[Tareas por realizar]
1) Según el relato de viaje, ¿qué toman los viajeros una vez finalizado el ágape?
2) Reproduzca sin cambio alguno las líneas de las entradas, empezando por la que contiene "42, 48, 62]" y terminando con la última línea de las entradas.

[Fragmento del texto]
◇ ◇ ◇
Parece que se encuentra mejor y decide acompañarnos en la comida. El chófer nos aconseja un lugar junto al lago. Nos parece una buena idea. A la postre no lo es tanto. Nada del otro mundo, salvo las vistas. Y eso que se dirigen a una de las partes menos atractiva de este. El camarero, con más mugre que años, toma nota. De nuevo D. y P. recuerdan “no hot, no spiced”. Yo decido arriesgar, quedan pocos días de viaje y creo que es el momento. “Very hot, very spiced” comento. El tipo me mira extrañado. Asiento reafirmando mis palabras. P. me mira con cara de reprimenda. D. aguanta la risa ante la cara de estupefacción del indio. Éste da media vuelta y se encamina a la cocina. En poco está de nuevo ante nosotros. Lleva diversos platos que coloca en la mesa. El resto de los camareros, ante un rótulo caligrafiado que indica “Tonight, 20:00 Octopussy”, miran hacia mí. Seguro que soy la comidilla del local. Lo pruebo. ¡Cabrones! Se han explayado a gusto. Lo que les he pedido, es cierto. Sudo como un puerco al ingerir las primeras cucharadas del guiso. Intento mantener la dignidad pero realmente está fuerte. Ofrezco a D. y a P. la posibilidad de venir al infierno conmigo. Por supuesto, ambos la rechazan. El camarero se acerca luciendo media sonrisa en los labios. Viene a regodearse. “Hot, very hot” dice. Manteniendo la dignidad, asiento mientras las gotas de sudor que perlan mi frente tienden a confundirse con alguna lágrima furtiva. Finalizado el ágape, tomamos un chai. A juego con la temperatura exterior; bien caliente. La humedad supera los límites experimentados en el viaje y ya no sabemos qué es lo que nos empapa. D. parece que soporta bien la comida a pesar de la mañana de realeza – de trono en trono – que ha vivido.  A nuestro lado, otro extranjero toma notas en una libreta componiendo lo que serán, tal vez, las líneas maestras de su futura novela exótica. Desde la atalaya en la que nos encontramos, observamos, muy cerca y en la orilla del sucio lago, un grupo de niños que despreocupados se bañan, mientras, a su lado, dos mujeres lavan la ropa contenida en un par de enormes barreños metálicos. Es día de colada, y seguramente por la falta de otra ropa que lucir, las dos, una vez todo enjuagado y puesto a secar sobre las grandes piedras planas que hay a sus espaldas, se despojan de la parte superior de su ropaje y asimismo, sin ningún pudor por mostrar sus senos, la lavan en lo que supone la conclusión de la sesión de limpieza.
◇ ◇ ◇
[Datos de la tarea]

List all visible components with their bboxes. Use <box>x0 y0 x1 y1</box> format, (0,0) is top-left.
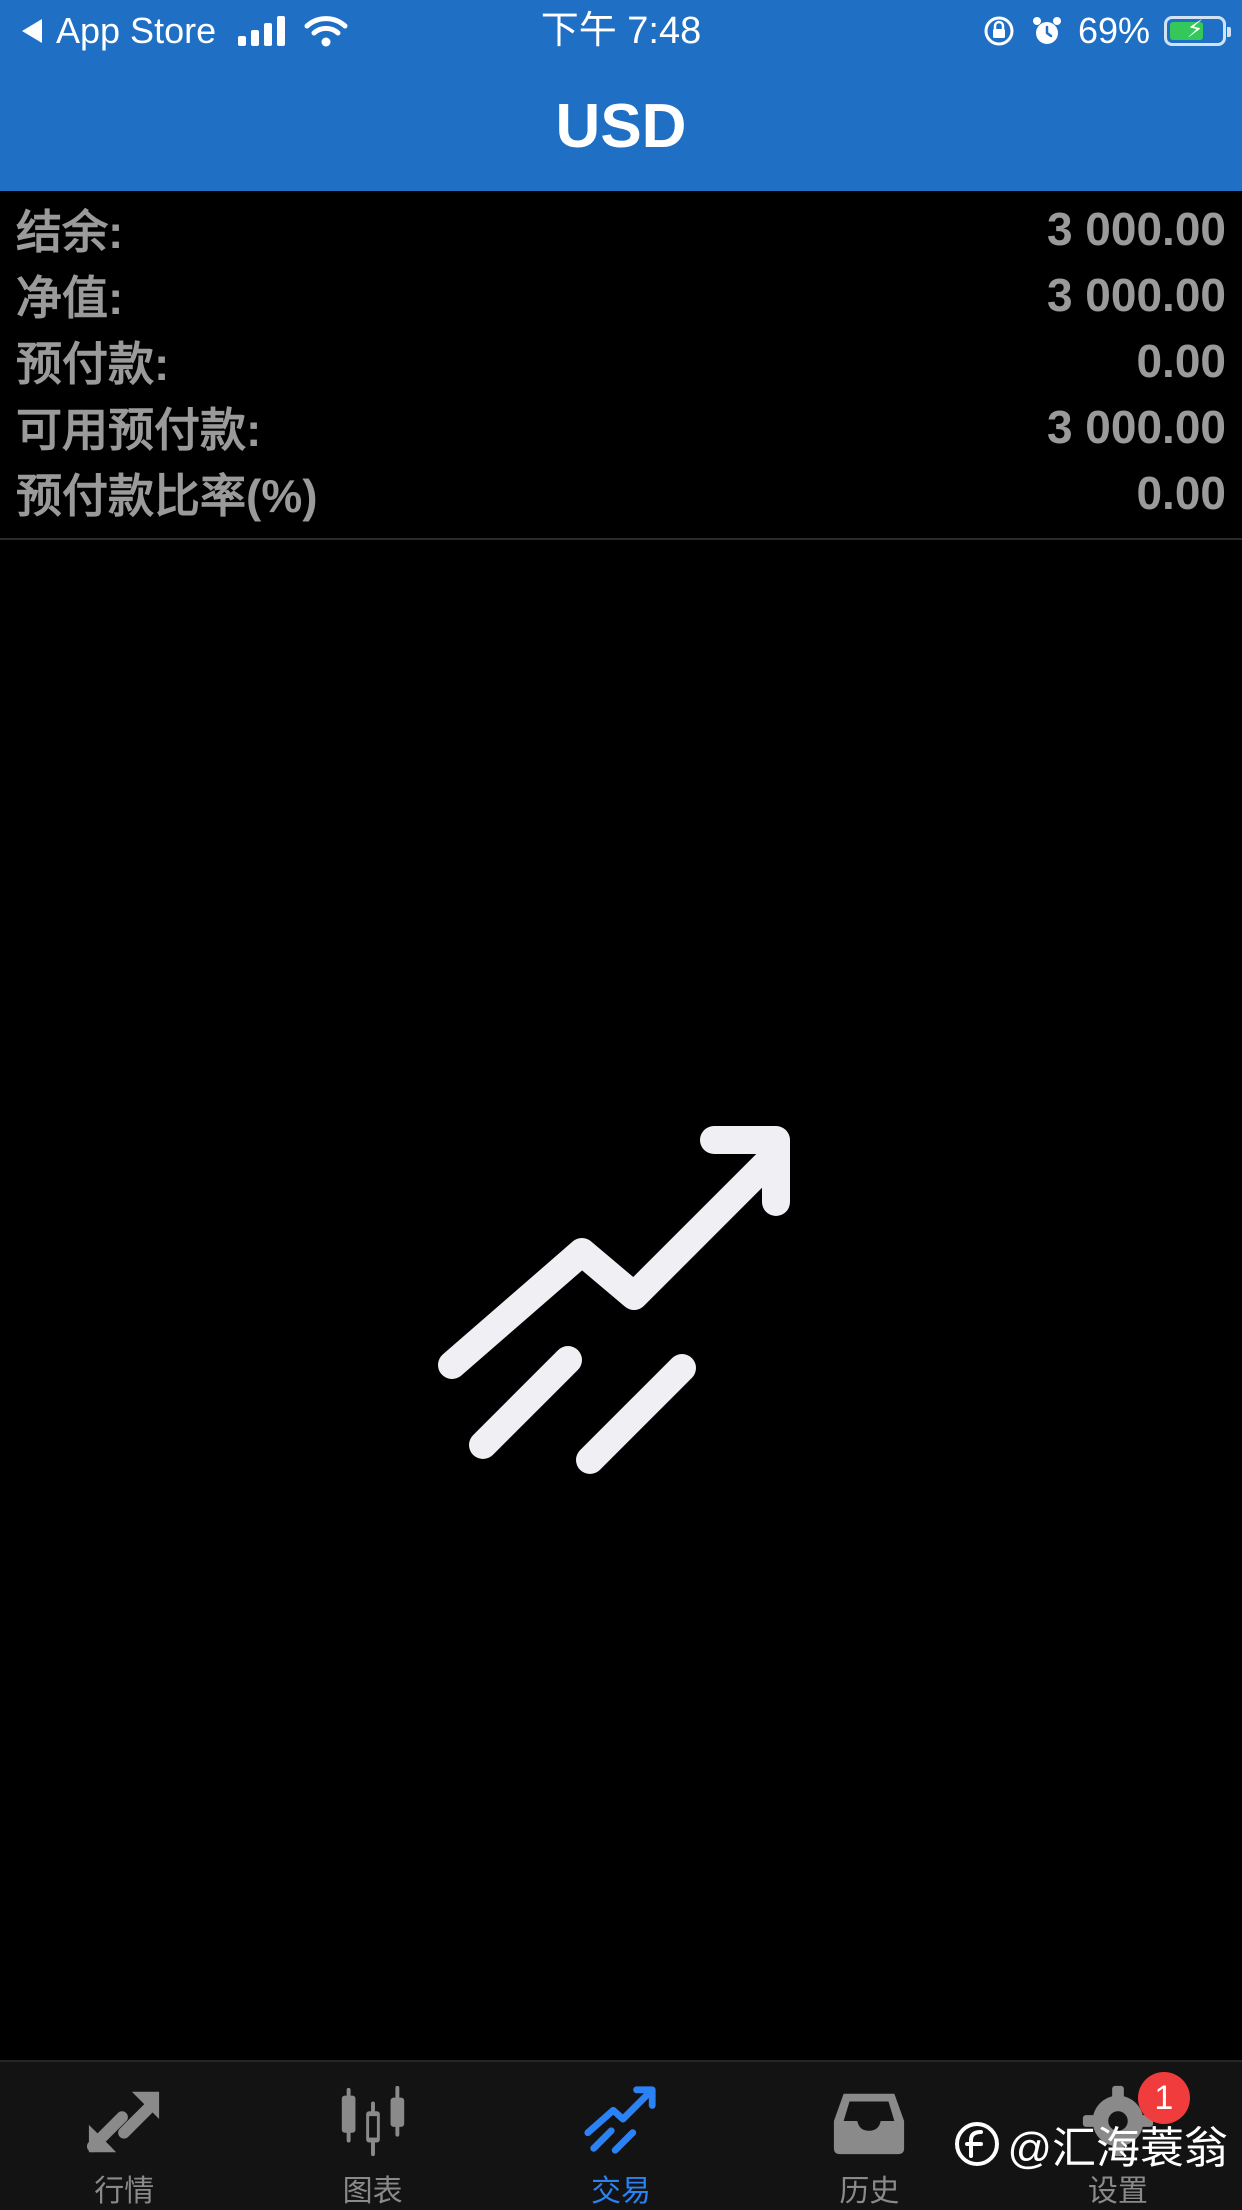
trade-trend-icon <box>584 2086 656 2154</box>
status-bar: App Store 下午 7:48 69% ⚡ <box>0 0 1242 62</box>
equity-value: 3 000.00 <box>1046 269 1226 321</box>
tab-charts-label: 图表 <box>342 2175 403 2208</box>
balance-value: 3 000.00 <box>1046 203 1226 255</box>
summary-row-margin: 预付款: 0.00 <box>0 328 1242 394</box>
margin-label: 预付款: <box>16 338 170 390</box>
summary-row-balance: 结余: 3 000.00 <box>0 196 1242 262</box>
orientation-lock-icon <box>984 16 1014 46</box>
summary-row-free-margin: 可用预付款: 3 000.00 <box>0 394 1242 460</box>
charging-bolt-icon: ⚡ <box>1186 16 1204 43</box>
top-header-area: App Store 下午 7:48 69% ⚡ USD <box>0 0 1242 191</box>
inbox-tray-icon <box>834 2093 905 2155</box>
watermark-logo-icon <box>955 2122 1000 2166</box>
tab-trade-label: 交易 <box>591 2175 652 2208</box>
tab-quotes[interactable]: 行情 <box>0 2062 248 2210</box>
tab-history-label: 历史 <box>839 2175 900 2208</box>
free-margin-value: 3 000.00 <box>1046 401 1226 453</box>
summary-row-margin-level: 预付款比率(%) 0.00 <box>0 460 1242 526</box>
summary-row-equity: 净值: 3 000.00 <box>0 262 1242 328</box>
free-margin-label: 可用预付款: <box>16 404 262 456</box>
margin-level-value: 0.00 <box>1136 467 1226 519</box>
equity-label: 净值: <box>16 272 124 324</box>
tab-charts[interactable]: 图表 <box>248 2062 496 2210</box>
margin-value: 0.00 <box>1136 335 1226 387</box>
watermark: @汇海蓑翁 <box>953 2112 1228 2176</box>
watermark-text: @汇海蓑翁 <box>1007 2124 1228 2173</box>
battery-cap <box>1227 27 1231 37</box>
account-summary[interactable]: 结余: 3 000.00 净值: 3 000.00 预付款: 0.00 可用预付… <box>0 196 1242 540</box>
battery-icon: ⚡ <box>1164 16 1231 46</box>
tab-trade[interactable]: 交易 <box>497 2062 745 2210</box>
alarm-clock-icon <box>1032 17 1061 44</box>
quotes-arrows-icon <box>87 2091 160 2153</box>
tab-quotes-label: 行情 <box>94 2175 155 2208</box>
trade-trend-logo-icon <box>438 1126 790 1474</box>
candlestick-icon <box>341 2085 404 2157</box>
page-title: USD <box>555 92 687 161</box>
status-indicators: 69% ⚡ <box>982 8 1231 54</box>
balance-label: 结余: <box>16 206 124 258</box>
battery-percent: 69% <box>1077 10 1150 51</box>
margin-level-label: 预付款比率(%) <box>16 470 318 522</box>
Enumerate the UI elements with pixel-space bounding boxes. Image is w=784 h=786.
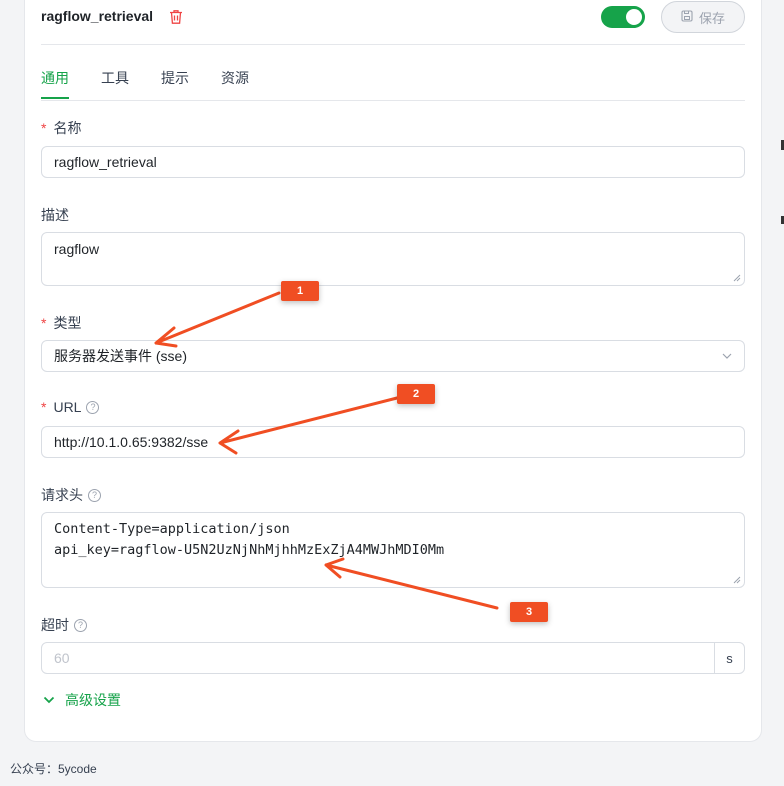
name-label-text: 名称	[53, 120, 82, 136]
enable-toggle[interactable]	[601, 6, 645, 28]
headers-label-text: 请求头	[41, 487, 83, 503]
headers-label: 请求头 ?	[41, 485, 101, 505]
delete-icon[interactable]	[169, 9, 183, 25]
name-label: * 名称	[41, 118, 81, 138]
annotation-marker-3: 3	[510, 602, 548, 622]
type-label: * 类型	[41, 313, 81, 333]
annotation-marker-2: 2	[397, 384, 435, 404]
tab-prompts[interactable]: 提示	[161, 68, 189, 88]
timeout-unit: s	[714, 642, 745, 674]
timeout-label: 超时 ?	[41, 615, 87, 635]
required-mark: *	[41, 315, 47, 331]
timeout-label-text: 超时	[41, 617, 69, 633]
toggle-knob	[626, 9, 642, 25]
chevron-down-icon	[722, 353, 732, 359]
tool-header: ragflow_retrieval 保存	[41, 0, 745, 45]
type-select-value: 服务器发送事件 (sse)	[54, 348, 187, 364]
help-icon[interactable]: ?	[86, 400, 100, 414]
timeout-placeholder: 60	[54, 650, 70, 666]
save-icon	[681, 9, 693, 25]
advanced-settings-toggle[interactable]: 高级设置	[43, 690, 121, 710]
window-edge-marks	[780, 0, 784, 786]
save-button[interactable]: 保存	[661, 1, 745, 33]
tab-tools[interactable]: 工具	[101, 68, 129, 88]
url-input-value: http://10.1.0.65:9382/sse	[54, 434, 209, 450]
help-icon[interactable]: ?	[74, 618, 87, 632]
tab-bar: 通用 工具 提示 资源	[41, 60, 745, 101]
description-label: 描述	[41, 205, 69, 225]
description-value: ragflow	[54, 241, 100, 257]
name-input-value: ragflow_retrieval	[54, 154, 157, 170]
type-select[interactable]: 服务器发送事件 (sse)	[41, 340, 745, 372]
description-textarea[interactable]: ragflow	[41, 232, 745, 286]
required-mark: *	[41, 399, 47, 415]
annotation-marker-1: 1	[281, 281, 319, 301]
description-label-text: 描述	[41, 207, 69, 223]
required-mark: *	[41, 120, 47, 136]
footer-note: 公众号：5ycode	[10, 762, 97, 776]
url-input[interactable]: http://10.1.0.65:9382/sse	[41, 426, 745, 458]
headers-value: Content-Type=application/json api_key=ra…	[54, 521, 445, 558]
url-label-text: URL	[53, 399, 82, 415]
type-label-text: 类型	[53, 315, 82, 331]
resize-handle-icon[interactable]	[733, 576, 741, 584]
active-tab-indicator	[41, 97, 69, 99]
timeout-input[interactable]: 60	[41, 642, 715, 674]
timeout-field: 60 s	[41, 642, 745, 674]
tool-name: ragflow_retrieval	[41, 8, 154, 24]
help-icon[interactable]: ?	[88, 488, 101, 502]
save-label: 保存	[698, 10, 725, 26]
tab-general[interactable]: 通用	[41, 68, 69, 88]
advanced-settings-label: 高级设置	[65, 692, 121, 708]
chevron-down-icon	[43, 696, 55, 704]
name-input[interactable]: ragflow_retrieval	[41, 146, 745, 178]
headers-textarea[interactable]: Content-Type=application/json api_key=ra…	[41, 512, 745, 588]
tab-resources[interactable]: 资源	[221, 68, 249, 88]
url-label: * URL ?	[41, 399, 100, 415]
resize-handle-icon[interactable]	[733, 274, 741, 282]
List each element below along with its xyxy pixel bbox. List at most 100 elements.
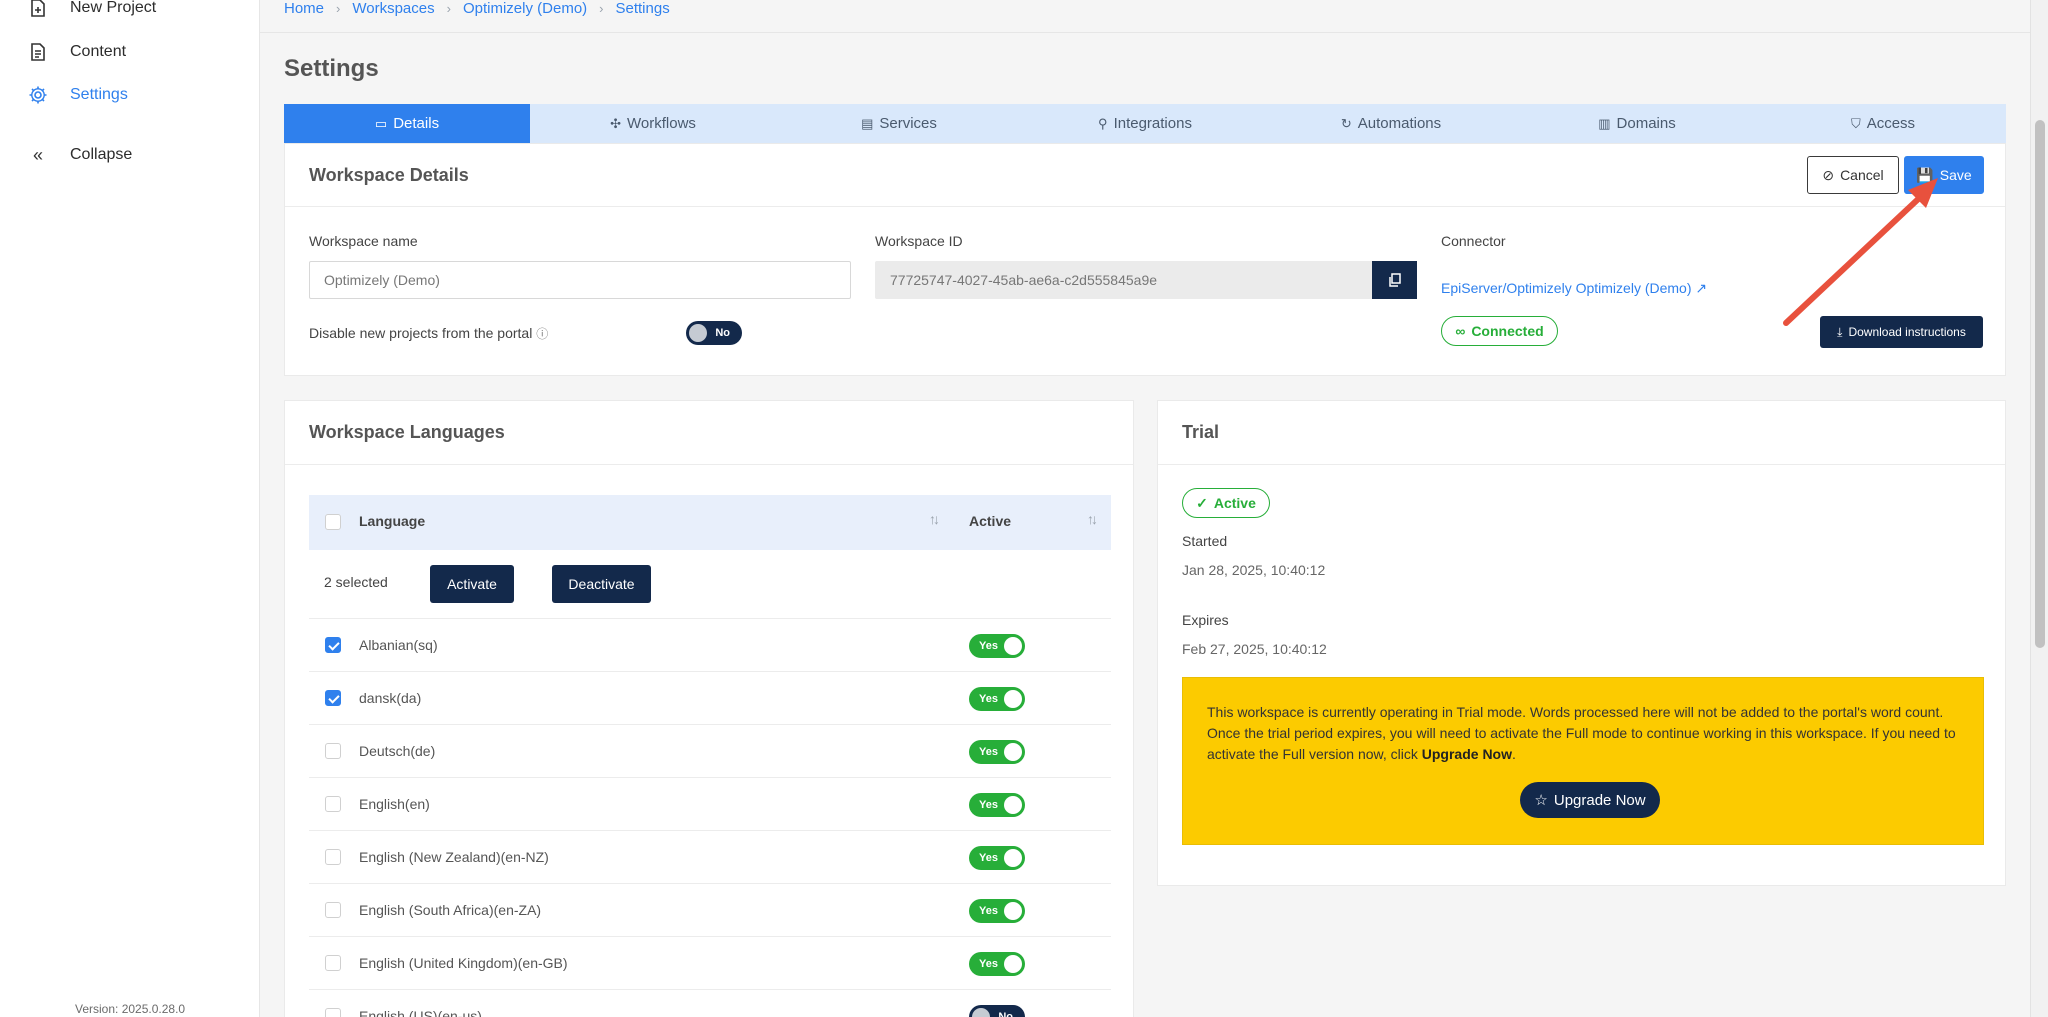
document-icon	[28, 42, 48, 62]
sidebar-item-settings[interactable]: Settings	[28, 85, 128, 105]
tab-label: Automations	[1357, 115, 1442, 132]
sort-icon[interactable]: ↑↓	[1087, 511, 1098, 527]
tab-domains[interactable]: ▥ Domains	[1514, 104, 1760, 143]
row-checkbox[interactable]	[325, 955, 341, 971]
◇ ◇ ◇
[Respuestas en orden]
1) Un chai bien caliente.

2)
document-icon	[28, 42, 48, 62]
sidebar-item-settings[interactable]: Settings	[28, 85, 128, 105]
tab-label: Automations	[1357, 115, 1442, 132]
sort-icon[interactable]: ↑↓	[1087, 511, 1098, 527]
tab-domains[interactable]: ▥ Domains	[1514, 104, 1760, 143]
row-checkbox[interactable]	[325, 955, 341, 971]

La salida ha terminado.